**The exercise**
Rewrite every item below, renaming "Bar" to "Rectangle" wherever it appears and keeping everything else unchanged.

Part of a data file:
--------------------------------------------------

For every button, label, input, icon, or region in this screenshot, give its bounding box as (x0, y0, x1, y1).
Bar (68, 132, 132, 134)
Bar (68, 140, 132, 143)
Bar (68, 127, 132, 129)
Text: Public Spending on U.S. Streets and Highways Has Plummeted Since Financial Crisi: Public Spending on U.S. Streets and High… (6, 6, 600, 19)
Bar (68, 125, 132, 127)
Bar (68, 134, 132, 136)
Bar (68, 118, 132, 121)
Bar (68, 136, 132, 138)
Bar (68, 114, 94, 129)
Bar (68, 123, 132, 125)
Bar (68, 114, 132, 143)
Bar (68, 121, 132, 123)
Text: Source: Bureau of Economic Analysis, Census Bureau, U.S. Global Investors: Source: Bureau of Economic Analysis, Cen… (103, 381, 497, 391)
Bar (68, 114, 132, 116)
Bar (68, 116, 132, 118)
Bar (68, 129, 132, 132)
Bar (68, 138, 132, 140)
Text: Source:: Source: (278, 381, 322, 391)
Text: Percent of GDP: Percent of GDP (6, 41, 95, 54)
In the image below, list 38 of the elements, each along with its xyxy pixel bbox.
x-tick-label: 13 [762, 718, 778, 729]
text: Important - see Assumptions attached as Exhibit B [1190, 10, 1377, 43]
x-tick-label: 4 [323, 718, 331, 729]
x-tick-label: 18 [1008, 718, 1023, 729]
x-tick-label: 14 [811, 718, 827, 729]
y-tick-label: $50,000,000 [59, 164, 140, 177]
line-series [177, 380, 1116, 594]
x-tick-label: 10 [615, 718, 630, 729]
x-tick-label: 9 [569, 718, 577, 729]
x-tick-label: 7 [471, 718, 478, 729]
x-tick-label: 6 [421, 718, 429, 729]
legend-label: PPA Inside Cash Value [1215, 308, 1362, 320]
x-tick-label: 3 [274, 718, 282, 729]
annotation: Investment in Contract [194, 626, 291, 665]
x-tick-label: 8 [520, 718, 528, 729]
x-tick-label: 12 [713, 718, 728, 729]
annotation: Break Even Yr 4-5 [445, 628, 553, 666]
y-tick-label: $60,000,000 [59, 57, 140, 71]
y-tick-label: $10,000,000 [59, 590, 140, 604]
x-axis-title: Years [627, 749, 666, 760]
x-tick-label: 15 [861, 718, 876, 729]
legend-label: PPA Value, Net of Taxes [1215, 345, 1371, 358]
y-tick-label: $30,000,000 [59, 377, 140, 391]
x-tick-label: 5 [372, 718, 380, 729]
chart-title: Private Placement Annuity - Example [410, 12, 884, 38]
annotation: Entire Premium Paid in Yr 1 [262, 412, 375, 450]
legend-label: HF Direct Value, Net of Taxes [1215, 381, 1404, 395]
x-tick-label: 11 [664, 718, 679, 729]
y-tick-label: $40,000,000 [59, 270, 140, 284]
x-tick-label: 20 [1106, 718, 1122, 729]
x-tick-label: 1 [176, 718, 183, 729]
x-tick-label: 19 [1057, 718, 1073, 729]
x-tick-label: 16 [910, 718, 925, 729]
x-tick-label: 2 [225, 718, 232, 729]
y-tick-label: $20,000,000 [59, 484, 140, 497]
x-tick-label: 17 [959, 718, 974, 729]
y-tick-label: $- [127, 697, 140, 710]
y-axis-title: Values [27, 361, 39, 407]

--------------------------------------------------

**Response to the task**
For every button, label, input, icon, or region in this screenshot, give its bounding box as (x0, y0, x1, y1).
Rectangle (68, 132, 132, 134)
Rectangle (68, 140, 132, 143)
Rectangle (68, 127, 132, 129)
Text: Public Spending on U.S. Streets and Highways Has Plummeted Since Financial Crisi: Public Spending on U.S. Streets and High… (6, 6, 600, 19)
Rectangle (68, 125, 132, 127)
Rectangle (68, 134, 132, 136)
Rectangle (68, 118, 132, 121)
Rectangle (68, 136, 132, 138)
Rectangle (68, 114, 94, 129)
Rectangle (68, 123, 132, 125)
Rectangle (68, 114, 132, 143)
Rectangle (68, 121, 132, 123)
Text: Source: Bureau of Economic Analysis, Census Bureau, U.S. Global Investors: Source: Bureau of Economic Analysis, Cen… (103, 381, 497, 391)
Rectangle (68, 114, 132, 116)
Rectangle (68, 116, 132, 118)
Rectangle (68, 129, 132, 132)
Rectangle (68, 138, 132, 140)
Text: Source:: Source: (278, 381, 322, 391)
Text: Percent of GDP: Percent of GDP (6, 41, 95, 54)
In the image below, list 38 of the elements, each along with its xyxy pixel bbox.
x-tick-label: 13 [762, 718, 778, 729]
text: Important - see Assumptions attached as Exhibit B [1190, 10, 1377, 43]
x-tick-label: 4 [323, 718, 331, 729]
x-tick-label: 18 [1008, 718, 1023, 729]
x-tick-label: 14 [811, 718, 827, 729]
y-tick-label: $50,000,000 [59, 164, 140, 177]
line-series [177, 380, 1116, 594]
x-tick-label: 10 [615, 718, 630, 729]
x-tick-label: 9 [569, 718, 577, 729]
x-tick-label: 7 [471, 718, 478, 729]
x-tick-label: 6 [421, 718, 429, 729]
legend-label: PPA Inside Cash Value [1215, 308, 1362, 320]
x-tick-label: 3 [274, 718, 282, 729]
annotation: Investment in Contract [194, 626, 291, 665]
x-tick-label: 8 [520, 718, 528, 729]
x-tick-label: 12 [713, 718, 728, 729]
annotation: Break Even Yr 4-5 [445, 628, 553, 666]
y-tick-label: $60,000,000 [59, 57, 140, 71]
y-tick-label: $10,000,000 [59, 590, 140, 604]
x-axis-title: Years [627, 749, 666, 760]
x-tick-label: 15 [861, 718, 876, 729]
legend-label: PPA Value, Net of Taxes [1215, 345, 1371, 358]
y-tick-label: $30,000,000 [59, 377, 140, 391]
x-tick-label: 5 [372, 718, 380, 729]
chart-title: Private Placement Annuity - Example [410, 12, 884, 38]
annotation: Entire Premium Paid in Yr 1 [262, 412, 375, 450]
legend-label: HF Direct Value, Net of Taxes [1215, 381, 1404, 395]
x-tick-label: 11 [664, 718, 679, 729]
y-tick-label: $40,000,000 [59, 270, 140, 284]
x-tick-label: 20 [1106, 718, 1122, 729]
x-tick-label: 1 [176, 718, 183, 729]
x-tick-label: 19 [1057, 718, 1073, 729]
x-tick-label: 16 [910, 718, 925, 729]
x-tick-label: 2 [225, 718, 232, 729]
y-tick-label: $20,000,000 [59, 484, 140, 497]
x-tick-label: 17 [959, 718, 974, 729]
y-tick-label: $- [127, 697, 140, 710]
y-axis-title: Values [27, 361, 39, 407]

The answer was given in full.